• PROBLEM DETAILS: From the listing below, pull out every line where the string "detención" appears.

━━━━━━━━━━

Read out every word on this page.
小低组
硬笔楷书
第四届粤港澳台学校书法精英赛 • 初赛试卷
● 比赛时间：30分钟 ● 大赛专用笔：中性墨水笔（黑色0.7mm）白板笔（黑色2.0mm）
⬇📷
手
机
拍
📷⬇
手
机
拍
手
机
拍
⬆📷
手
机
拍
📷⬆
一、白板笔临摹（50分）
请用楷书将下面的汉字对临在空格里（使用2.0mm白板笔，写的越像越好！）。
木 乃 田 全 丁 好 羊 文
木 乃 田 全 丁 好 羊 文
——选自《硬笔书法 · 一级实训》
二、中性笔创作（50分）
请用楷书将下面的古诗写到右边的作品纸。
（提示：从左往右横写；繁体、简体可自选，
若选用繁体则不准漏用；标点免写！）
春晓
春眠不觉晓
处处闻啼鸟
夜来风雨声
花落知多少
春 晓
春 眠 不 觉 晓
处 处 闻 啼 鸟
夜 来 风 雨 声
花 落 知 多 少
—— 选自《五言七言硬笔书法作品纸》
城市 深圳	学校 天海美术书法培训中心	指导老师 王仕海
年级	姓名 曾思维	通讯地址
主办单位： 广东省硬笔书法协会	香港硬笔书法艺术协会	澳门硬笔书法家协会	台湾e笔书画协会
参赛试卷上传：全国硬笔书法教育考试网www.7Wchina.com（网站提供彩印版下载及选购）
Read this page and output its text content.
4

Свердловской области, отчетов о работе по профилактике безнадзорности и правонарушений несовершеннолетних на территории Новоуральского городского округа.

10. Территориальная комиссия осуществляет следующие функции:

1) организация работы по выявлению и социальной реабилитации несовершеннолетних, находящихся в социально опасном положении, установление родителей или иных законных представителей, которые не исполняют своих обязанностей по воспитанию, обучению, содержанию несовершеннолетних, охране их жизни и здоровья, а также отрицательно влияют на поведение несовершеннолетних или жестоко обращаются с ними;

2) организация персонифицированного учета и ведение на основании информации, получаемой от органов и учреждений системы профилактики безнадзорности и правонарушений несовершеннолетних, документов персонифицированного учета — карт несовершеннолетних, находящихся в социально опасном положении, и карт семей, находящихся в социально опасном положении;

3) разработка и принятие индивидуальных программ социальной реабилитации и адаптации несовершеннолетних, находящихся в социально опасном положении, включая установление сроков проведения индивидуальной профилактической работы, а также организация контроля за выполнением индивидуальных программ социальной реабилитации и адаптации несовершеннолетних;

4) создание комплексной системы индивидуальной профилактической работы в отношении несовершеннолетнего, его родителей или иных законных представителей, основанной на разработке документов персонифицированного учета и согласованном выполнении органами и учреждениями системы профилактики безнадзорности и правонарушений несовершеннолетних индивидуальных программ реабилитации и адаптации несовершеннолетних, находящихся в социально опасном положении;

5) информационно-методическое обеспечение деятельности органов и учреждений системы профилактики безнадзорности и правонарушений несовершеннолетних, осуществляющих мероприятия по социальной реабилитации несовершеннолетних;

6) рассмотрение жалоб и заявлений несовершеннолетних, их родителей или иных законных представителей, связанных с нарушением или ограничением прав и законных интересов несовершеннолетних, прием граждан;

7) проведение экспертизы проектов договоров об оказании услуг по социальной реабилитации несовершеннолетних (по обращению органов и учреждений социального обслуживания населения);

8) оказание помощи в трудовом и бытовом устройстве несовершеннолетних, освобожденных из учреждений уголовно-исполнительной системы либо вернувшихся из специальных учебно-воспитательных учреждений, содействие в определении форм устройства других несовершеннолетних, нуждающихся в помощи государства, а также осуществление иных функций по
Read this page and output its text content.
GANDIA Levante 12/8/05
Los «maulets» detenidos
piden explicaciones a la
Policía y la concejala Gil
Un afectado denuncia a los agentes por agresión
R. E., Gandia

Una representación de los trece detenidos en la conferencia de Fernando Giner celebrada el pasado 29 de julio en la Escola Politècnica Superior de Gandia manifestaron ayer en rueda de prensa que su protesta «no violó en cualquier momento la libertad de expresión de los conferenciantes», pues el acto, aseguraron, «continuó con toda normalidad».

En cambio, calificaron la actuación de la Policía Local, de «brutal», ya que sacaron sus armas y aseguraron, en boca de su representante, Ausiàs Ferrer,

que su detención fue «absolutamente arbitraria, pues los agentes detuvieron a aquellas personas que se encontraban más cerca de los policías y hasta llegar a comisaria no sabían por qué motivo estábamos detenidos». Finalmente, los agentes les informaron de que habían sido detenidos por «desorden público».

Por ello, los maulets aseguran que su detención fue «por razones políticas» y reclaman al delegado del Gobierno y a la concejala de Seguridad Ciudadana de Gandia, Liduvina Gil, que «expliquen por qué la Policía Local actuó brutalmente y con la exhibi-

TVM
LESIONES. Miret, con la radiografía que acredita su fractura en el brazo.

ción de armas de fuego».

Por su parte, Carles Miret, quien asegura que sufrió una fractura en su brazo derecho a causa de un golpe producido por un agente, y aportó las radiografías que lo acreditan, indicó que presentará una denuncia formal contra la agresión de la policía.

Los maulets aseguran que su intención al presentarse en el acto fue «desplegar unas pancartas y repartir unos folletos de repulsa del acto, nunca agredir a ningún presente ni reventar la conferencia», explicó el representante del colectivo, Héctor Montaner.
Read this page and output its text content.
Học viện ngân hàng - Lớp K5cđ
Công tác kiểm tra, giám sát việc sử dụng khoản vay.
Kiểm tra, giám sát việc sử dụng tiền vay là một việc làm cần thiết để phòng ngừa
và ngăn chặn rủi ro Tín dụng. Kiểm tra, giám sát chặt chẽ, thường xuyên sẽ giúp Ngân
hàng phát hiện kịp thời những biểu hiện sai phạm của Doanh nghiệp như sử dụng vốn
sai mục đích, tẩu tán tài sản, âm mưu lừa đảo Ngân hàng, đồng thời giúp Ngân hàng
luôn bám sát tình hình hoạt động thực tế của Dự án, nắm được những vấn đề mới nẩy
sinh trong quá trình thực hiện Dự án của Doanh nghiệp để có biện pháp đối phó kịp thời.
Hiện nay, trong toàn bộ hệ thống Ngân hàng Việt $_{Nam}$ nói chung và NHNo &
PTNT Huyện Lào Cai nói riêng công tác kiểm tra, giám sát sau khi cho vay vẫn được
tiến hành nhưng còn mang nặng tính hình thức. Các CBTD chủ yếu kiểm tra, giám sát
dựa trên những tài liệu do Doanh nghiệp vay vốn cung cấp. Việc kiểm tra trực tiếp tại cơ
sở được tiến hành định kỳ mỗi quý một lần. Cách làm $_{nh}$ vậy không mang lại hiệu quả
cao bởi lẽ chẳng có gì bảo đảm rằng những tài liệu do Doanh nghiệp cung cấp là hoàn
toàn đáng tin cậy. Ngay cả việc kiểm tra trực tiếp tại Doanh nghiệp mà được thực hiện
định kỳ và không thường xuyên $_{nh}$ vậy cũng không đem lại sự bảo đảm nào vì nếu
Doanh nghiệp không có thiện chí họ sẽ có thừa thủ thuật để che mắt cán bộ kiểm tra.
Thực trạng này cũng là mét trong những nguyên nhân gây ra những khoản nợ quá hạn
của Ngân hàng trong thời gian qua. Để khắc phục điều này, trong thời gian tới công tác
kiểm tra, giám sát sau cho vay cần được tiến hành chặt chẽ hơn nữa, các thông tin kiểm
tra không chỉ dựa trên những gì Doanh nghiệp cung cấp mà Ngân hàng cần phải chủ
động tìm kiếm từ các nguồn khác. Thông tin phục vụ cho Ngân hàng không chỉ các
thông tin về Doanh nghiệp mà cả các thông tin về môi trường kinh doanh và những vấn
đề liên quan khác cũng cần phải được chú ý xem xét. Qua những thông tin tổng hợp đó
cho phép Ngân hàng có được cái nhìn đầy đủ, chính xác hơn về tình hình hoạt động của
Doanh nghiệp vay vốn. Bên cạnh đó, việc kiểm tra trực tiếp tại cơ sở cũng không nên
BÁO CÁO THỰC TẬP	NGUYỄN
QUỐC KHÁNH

━━━━━━━━━━

• OUTPUT FOR THIS TASK:
que su detención fue «absolutamente arbitraria, pues los agentes detuvieron a aquellas personas que se encontraban más cerca de los policías y hasta llegar a comisaria no sabían por qué motivo estábamos detenidos». Finalmente, los agentes les informaron de que habían sido detenidos por «desorden público».
Por ello, los maulets aseguran que su detención fue «por razones políticas» y reclaman al delegado del Gobierno y a la concejala de Seguridad Ciudadana de Gandia, Liduvina Gil, que «expliquen por qué la Policía Local actuó brutalmente y con la exhibi-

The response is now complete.